*Exercise input:*
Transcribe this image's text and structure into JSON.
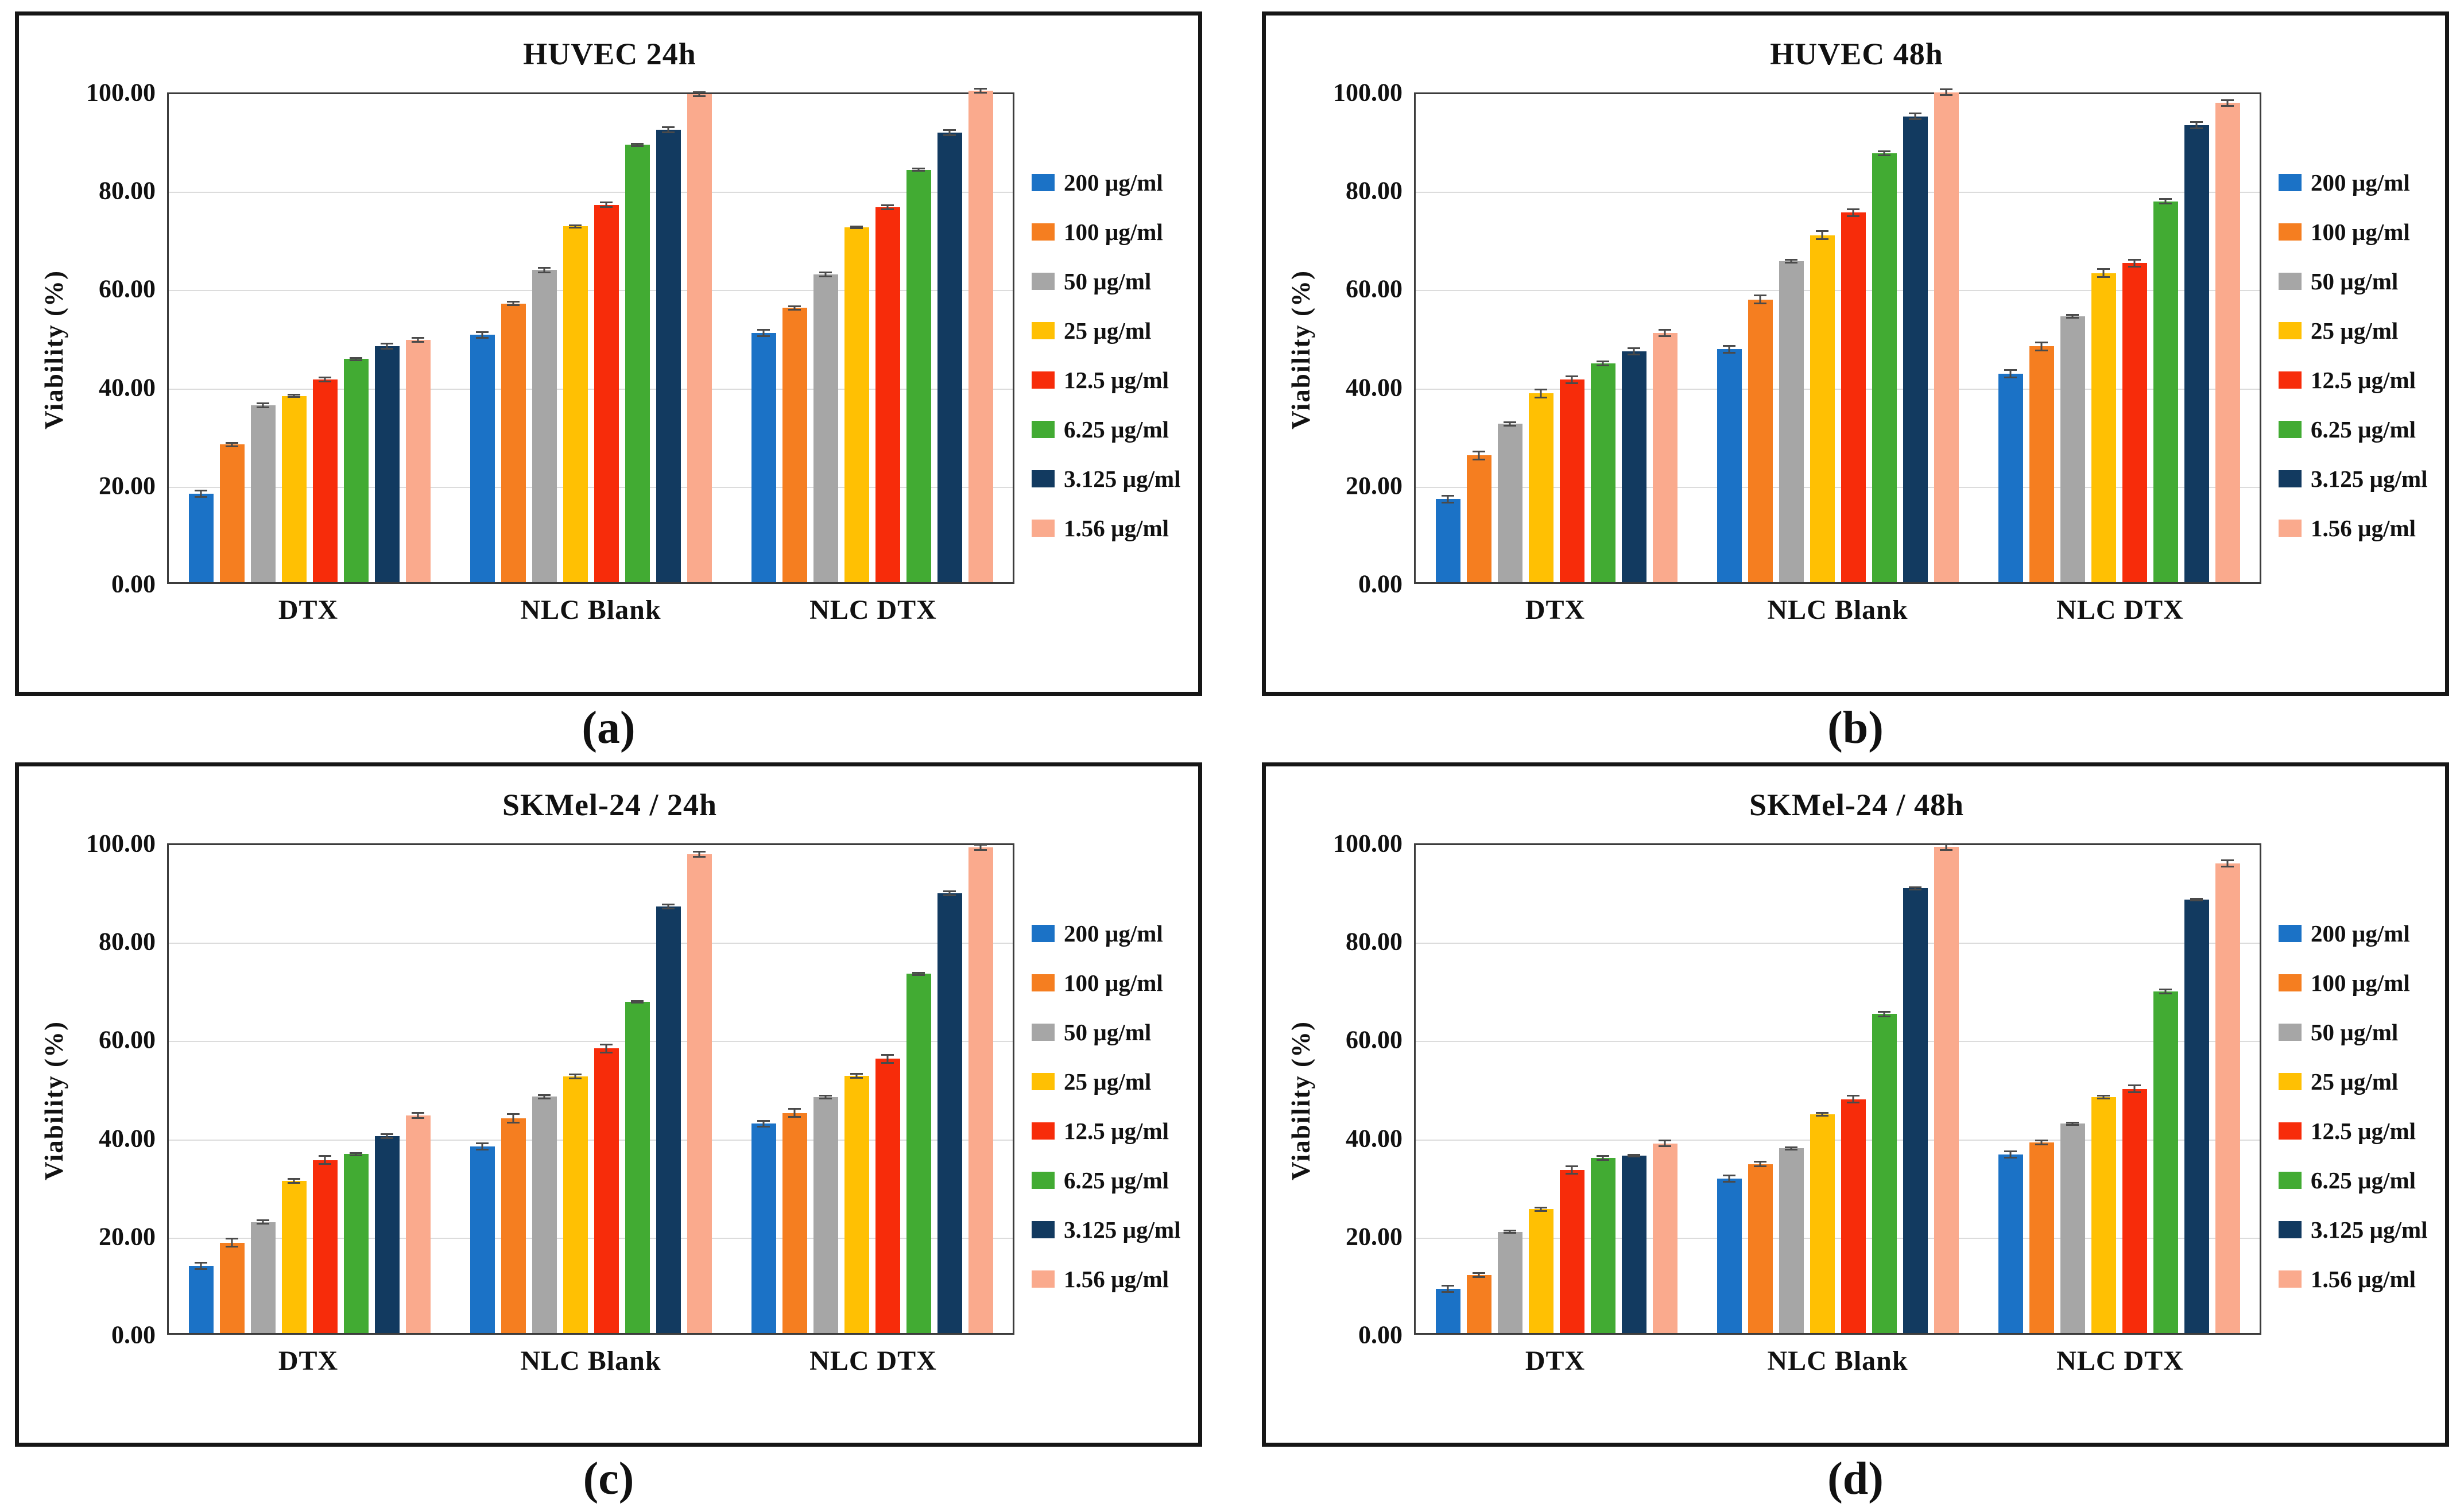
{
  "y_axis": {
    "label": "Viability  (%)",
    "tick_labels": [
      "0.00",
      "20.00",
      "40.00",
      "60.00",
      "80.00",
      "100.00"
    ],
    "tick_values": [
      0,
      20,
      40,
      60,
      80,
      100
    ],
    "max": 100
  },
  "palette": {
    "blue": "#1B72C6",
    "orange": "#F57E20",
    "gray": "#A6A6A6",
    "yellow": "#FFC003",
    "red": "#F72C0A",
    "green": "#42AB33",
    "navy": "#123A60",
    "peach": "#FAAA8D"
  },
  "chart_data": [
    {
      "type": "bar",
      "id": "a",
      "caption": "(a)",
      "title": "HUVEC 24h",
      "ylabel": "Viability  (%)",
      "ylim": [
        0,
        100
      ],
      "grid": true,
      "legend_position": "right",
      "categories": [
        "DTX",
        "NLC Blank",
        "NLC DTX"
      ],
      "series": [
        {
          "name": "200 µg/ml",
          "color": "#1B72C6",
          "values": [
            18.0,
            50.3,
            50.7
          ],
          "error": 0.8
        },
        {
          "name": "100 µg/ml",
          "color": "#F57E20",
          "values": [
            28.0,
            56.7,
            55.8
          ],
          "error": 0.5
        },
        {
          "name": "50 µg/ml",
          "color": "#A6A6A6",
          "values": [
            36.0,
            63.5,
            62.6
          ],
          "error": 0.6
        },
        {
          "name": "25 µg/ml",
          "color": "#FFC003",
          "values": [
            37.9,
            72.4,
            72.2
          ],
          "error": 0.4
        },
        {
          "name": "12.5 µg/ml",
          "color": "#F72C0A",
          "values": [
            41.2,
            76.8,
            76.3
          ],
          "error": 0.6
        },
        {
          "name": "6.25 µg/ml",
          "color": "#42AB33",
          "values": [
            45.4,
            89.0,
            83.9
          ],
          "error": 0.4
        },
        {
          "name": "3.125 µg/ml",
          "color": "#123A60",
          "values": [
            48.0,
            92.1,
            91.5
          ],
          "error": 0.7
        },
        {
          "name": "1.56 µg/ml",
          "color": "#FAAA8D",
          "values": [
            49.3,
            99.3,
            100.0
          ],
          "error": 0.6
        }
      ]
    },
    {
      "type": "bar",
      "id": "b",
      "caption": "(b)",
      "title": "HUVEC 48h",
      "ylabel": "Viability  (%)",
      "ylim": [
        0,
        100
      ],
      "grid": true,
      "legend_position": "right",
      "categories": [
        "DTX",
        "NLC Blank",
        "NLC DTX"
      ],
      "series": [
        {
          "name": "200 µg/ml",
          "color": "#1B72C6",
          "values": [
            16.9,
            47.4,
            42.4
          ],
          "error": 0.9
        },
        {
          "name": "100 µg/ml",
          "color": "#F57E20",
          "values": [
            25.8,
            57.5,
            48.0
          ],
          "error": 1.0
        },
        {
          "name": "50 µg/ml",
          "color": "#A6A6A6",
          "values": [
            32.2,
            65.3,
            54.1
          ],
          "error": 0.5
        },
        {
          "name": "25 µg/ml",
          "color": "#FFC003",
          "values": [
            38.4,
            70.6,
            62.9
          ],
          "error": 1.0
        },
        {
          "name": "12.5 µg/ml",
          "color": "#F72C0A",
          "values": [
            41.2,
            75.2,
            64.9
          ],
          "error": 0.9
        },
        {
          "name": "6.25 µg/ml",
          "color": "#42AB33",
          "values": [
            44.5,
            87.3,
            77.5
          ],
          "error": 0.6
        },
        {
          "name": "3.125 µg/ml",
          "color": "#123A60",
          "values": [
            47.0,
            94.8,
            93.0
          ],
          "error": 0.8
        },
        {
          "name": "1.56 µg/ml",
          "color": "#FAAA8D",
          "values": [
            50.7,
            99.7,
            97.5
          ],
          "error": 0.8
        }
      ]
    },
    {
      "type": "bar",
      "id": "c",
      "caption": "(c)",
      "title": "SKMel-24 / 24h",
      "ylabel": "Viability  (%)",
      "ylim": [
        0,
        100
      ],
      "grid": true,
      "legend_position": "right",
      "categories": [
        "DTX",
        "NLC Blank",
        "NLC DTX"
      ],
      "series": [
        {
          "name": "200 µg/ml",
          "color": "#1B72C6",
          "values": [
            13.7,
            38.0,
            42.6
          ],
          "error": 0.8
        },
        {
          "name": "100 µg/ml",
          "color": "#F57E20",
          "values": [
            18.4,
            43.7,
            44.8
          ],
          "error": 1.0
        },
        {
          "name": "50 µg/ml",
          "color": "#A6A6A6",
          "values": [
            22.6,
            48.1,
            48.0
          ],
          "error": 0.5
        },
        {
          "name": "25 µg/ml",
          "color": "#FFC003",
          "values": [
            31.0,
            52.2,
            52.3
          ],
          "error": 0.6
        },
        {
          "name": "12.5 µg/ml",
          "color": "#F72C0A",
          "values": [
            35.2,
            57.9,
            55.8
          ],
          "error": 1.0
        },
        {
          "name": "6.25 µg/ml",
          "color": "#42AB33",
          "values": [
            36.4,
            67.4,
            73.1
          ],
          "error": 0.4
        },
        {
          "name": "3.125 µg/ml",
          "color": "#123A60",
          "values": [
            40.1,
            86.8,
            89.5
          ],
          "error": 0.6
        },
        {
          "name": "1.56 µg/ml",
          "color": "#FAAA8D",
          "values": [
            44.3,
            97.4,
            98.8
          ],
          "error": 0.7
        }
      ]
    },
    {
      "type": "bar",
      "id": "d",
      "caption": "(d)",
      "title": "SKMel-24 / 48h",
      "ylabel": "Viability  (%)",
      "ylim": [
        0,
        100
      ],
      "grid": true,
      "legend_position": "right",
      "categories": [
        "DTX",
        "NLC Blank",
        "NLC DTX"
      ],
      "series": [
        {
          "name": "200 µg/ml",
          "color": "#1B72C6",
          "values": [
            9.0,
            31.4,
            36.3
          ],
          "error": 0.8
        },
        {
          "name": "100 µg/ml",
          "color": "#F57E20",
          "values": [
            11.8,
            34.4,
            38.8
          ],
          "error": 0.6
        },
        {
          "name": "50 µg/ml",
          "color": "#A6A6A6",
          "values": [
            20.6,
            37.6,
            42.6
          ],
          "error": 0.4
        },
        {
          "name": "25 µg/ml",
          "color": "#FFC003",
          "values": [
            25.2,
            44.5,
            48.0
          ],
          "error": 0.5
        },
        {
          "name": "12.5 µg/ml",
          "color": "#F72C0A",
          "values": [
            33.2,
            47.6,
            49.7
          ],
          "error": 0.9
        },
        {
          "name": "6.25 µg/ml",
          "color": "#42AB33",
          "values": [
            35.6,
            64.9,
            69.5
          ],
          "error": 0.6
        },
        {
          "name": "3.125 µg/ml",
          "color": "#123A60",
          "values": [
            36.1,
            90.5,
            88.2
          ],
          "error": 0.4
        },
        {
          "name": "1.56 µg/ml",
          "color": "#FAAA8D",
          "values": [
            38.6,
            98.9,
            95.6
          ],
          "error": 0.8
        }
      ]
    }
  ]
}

==

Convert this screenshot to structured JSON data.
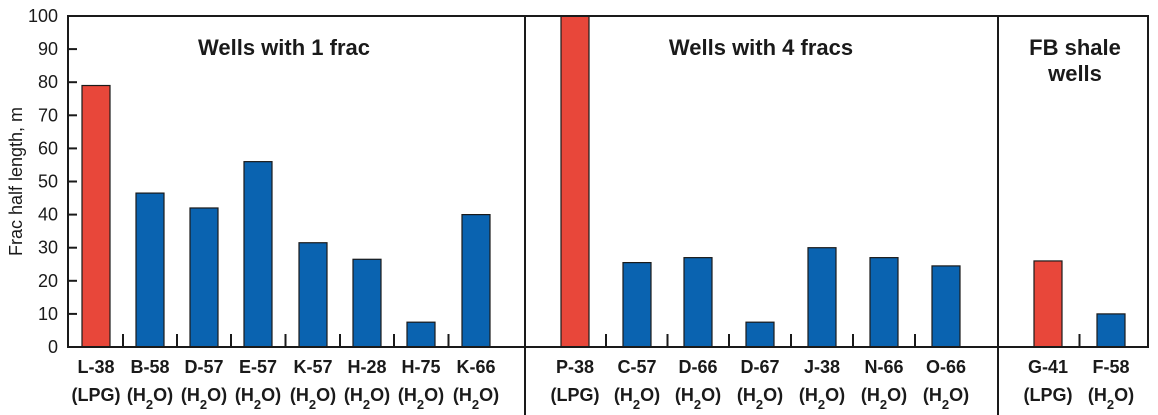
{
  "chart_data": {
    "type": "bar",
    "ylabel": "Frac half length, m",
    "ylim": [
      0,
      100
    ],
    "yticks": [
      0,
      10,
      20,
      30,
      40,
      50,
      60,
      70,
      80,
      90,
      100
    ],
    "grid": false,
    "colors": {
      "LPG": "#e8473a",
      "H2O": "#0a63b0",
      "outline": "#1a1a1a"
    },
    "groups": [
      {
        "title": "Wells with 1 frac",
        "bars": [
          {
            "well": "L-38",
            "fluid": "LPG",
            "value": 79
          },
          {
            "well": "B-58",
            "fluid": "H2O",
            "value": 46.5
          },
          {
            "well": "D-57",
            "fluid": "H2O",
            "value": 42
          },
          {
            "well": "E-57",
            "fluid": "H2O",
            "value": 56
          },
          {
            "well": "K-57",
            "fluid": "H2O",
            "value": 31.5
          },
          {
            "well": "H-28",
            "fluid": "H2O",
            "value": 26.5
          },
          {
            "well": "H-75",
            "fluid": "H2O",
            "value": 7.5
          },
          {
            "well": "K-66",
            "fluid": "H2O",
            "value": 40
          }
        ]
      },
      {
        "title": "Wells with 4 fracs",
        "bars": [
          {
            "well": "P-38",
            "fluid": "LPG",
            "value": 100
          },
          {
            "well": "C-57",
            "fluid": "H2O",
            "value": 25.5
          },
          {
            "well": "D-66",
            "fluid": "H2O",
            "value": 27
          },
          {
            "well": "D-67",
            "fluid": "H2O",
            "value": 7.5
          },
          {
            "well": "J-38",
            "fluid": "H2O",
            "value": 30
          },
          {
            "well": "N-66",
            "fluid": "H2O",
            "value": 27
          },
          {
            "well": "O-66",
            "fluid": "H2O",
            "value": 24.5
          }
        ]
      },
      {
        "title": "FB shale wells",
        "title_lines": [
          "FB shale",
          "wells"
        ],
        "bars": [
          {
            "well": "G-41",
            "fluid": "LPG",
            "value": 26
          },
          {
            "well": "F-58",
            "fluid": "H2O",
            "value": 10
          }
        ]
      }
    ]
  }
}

*Written exercise:* Go through the records and pull out each line that includes the word "this".

*Full response:*
Transcribe this image's text and structure into JSON.
Convert this screenshot to structured JSON data.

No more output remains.